(Layout annotation records)
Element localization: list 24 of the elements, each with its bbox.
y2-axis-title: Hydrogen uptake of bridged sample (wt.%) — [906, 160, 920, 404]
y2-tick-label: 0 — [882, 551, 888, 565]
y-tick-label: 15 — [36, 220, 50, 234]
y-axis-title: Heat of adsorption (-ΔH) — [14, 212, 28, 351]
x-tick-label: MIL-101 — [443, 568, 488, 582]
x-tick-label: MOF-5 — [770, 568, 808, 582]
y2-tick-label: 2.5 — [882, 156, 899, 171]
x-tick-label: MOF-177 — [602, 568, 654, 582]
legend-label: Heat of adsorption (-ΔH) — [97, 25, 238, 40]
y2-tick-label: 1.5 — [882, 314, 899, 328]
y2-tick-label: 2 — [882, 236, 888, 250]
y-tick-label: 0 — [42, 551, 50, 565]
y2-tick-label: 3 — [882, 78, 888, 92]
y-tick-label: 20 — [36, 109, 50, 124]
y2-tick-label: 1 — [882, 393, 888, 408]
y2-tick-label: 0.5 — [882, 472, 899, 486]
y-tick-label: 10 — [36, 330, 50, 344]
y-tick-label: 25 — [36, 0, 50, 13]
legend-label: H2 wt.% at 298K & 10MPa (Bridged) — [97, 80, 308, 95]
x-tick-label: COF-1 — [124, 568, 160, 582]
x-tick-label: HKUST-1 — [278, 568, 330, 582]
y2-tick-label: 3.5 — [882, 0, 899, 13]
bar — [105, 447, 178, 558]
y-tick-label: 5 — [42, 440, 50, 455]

• Task statement: Copy these records line for line with no changes.

• Answer below:
Element localization: list 24 of the elements, each with its bbox.
y2-axis-title: Hydrogen uptake of bridged sample (wt.%) — [906, 160, 920, 404]
y2-tick-label: 0 — [882, 551, 888, 565]
y-tick-label: 15 — [36, 220, 50, 234]
y-axis-title: Heat of adsorption (-ΔH) — [14, 212, 28, 351]
x-tick-label: MIL-101 — [443, 568, 488, 582]
x-tick-label: MOF-5 — [770, 568, 808, 582]
y2-tick-label: 2.5 — [882, 156, 899, 171]
x-tick-label: MOF-177 — [602, 568, 654, 582]
legend-label: Heat of adsorption (-ΔH) — [97, 25, 238, 40]
y2-tick-label: 1.5 — [882, 314, 899, 328]
y2-tick-label: 2 — [882, 236, 888, 250]
y-tick-label: 0 — [42, 551, 50, 565]
y2-tick-label: 3 — [882, 78, 888, 92]
y-tick-label: 20 — [36, 109, 50, 124]
y2-tick-label: 1 — [882, 393, 888, 408]
y2-tick-label: 0.5 — [882, 472, 899, 486]
y-tick-label: 10 — [36, 330, 50, 344]
y-tick-label: 25 — [36, 0, 50, 13]
legend-label: H2 wt.% at 298K & 10MPa (Bridged) — [97, 80, 308, 95]
x-tick-label: COF-1 — [124, 568, 160, 582]
x-tick-label: HKUST-1 — [278, 568, 330, 582]
y2-tick-label: 3.5 — [882, 0, 899, 13]
bar — [105, 447, 178, 558]
y-tick-label: 5 — [42, 440, 50, 455]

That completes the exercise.